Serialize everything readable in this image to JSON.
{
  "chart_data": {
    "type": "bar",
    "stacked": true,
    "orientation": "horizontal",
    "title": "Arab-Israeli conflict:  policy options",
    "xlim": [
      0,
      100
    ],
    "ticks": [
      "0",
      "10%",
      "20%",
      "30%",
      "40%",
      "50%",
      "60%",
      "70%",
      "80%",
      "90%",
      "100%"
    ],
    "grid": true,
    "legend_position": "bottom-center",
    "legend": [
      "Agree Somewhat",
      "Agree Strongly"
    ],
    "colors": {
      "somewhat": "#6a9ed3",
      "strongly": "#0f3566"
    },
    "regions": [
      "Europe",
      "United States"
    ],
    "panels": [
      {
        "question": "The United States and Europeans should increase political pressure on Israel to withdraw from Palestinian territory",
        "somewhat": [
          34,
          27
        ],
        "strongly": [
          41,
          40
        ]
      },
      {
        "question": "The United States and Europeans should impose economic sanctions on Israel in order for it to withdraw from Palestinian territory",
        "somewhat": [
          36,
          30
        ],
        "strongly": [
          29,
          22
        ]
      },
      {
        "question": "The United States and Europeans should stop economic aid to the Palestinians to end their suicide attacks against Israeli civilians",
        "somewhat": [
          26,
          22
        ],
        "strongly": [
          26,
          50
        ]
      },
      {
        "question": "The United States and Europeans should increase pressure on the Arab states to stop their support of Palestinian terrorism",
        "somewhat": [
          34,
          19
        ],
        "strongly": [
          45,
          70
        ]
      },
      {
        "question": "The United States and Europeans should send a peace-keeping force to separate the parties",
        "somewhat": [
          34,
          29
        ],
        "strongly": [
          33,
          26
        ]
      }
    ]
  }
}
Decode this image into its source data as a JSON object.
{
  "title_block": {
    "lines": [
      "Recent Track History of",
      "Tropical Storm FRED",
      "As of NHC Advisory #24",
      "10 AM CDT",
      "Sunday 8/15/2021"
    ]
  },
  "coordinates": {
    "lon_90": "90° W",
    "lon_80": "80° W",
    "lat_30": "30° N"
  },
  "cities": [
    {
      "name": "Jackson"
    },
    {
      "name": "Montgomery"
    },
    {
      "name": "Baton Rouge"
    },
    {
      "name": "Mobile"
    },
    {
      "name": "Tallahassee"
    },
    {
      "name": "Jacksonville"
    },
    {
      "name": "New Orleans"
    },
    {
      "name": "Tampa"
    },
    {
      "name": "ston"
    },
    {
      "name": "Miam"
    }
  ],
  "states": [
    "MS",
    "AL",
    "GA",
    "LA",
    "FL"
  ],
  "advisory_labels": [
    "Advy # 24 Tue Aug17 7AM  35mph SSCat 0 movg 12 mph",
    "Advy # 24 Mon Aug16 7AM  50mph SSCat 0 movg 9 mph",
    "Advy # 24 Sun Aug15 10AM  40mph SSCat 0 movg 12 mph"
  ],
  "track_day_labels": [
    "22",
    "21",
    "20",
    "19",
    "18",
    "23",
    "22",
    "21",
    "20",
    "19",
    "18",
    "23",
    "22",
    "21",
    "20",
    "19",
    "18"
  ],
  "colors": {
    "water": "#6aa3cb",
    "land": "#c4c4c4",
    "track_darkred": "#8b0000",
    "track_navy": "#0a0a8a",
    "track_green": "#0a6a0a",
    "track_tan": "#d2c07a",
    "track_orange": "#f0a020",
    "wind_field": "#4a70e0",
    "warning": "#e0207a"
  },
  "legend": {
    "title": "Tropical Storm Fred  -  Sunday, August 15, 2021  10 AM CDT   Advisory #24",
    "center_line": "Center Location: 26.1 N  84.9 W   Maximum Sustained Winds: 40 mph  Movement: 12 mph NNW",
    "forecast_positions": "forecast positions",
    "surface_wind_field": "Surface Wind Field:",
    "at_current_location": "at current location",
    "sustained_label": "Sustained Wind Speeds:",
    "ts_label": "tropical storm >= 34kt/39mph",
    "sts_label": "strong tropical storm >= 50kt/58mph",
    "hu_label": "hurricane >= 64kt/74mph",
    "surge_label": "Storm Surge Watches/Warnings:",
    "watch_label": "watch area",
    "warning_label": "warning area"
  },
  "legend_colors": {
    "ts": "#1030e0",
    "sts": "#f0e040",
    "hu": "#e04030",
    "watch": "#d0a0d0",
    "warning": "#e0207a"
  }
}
⁂
GIVEN REQUEST:
Each record above must be given again exactly.

WRITTEN ANSWER:
Serialize everything readable in this image to JSON.
{
  "chart_data": {
    "type": "bar",
    "stacked": true,
    "orientation": "horizontal",
    "title": "Arab-Israeli conflict:  policy options",
    "xlim": [
      0,
      100
    ],
    "ticks": [
      "0",
      "10%",
      "20%",
      "30%",
      "40%",
      "50%",
      "60%",
      "70%",
      "80%",
      "90%",
      "100%"
    ],
    "grid": true,
    "legend_position": "bottom-center",
    "legend": [
      "Agree Somewhat",
      "Agree Strongly"
    ],
    "colors": {
      "somewhat": "#6a9ed3",
      "strongly": "#0f3566"
    },
    "regions": [
      "Europe",
      "United States"
    ],
    "panels": [
      {
        "question": "The United States and Europeans should increase political pressure on Israel to withdraw from Palestinian territory",
        "somewhat": [
          34,
          27
        ],
        "strongly": [
          41,
          40
        ]
      },
      {
        "question": "The United States and Europeans should impose economic sanctions on Israel in order for it to withdraw from Palestinian territory",
        "somewhat": [
          36,
          30
        ],
        "strongly": [
          29,
          22
        ]
      },
      {
        "question": "The United States and Europeans should stop economic aid to the Palestinians to end their suicide attacks against Israeli civilians",
        "somewhat": [
          26,
          22
        ],
        "strongly": [
          26,
          50
        ]
      },
      {
        "question": "The United States and Europeans should increase pressure on the Arab states to stop their support of Palestinian terrorism",
        "somewhat": [
          34,
          19
        ],
        "strongly": [
          45,
          70
        ]
      },
      {
        "question": "The United States and Europeans should send a peace-keeping force to separate the parties",
        "somewhat": [
          34,
          29
        ],
        "strongly": [
          33,
          26
        ]
      }
    ]
  }
}
Decode this image into its source data as a JSON object.
{
  "title_block": {
    "lines": [
      "Recent Track History of",
      "Tropical Storm FRED",
      "As of NHC Advisory #24",
      "10 AM CDT",
      "Sunday 8/15/2021"
    ]
  },
  "coordinates": {
    "lon_90": "90° W",
    "lon_80": "80° W",
    "lat_30": "30° N"
  },
  "cities": [
    {
      "name": "Jackson"
    },
    {
      "name": "Montgomery"
    },
    {
      "name": "Baton Rouge"
    },
    {
      "name": "Mobile"
    },
    {
      "name": "Tallahassee"
    },
    {
      "name": "Jacksonville"
    },
    {
      "name": "New Orleans"
    },
    {
      "name": "Tampa"
    },
    {
      "name": "ston"
    },
    {
      "name": "Miam"
    }
  ],
  "states": [
    "MS",
    "AL",
    "GA",
    "LA",
    "FL"
  ],
  "advisory_labels": [
    "Advy # 24 Tue Aug17 7AM  35mph SSCat 0 movg 12 mph",
    "Advy # 24 Mon Aug16 7AM  50mph SSCat 0 movg 9 mph",
    "Advy # 24 Sun Aug15 10AM  40mph SSCat 0 movg 12 mph"
  ],
  "track_day_labels": [
    "22",
    "21",
    "20",
    "19",
    "18",
    "23",
    "22",
    "21",
    "20",
    "19",
    "18",
    "23",
    "22",
    "21",
    "20",
    "19",
    "18"
  ],
  "colors": {
    "water": "#6aa3cb",
    "land": "#c4c4c4",
    "track_darkred": "#8b0000",
    "track_navy": "#0a0a8a",
    "track_green": "#0a6a0a",
    "track_tan": "#d2c07a",
    "track_orange": "#f0a020",
    "wind_field": "#4a70e0",
    "warning": "#e0207a"
  },
  "legend": {
    "title": "Tropical Storm Fred  -  Sunday, August 15, 2021  10 AM CDT   Advisory #24",
    "center_line": "Center Location: 26.1 N  84.9 W   Maximum Sustained Winds: 40 mph  Movement: 12 mph NNW",
    "forecast_positions": "forecast positions",
    "surface_wind_field": "Surface Wind Field:",
    "at_current_location": "at current location",
    "sustained_label": "Sustained Wind Speeds:",
    "ts_label": "tropical storm >= 34kt/39mph",
    "sts_label": "strong tropical storm >= 50kt/58mph",
    "hu_label": "hurricane >= 64kt/74mph",
    "surge_label": "Storm Surge Watches/Warnings:",
    "watch_label": "watch area",
    "warning_label": "warning area"
  },
  "legend_colors": {
    "ts": "#1030e0",
    "sts": "#f0e040",
    "hu": "#e04030",
    "watch": "#d0a0d0",
    "warning": "#e0207a"
  }
}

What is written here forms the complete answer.